DATA ENTRIES
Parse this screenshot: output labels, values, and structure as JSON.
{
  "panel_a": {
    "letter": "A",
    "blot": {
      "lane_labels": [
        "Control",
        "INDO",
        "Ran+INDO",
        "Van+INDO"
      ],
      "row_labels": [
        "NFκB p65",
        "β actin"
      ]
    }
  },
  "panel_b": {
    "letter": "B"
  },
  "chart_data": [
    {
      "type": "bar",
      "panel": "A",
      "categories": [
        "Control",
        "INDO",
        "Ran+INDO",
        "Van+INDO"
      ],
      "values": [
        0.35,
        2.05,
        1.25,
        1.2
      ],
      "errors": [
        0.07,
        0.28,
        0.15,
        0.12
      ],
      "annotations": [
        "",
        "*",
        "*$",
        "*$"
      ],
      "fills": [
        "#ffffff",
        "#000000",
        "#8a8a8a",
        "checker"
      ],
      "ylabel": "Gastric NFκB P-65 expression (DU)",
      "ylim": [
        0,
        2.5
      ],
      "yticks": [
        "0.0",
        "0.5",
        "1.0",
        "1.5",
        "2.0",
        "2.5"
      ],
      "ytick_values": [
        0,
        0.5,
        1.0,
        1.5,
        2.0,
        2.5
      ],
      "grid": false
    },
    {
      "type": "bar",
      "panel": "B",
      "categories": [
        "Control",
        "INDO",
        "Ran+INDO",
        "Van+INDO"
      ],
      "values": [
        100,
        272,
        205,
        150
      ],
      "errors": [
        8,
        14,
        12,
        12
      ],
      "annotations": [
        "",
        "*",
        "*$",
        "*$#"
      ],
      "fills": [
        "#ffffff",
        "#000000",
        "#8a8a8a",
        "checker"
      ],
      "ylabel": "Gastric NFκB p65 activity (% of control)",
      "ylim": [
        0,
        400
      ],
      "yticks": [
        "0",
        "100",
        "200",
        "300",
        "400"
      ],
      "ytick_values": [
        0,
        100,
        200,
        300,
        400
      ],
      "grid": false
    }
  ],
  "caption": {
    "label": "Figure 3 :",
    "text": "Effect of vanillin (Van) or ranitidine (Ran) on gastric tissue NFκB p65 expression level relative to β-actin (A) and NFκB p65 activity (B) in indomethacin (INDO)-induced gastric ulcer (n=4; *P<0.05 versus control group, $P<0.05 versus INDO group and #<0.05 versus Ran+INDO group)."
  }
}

OBJECTIVE
Pick out each line containing the string "activity" and copy it.

COMPLETE OUTPUT
      "ylabel": "Gastric NFκB p65 activity (% of control)",
    "text": "Effect of vanillin (Van) or ranitidine (Ran) on gastric tissue NFκB p65 expression level relative to β-actin (A) and NFκB p65 activity (B) in indomethacin (INDO)-induced gastric ulcer (n=4; *P<0.05 versus control group, $P<0.05 versus INDO group and #<0.05 versus Ran+INDO group)."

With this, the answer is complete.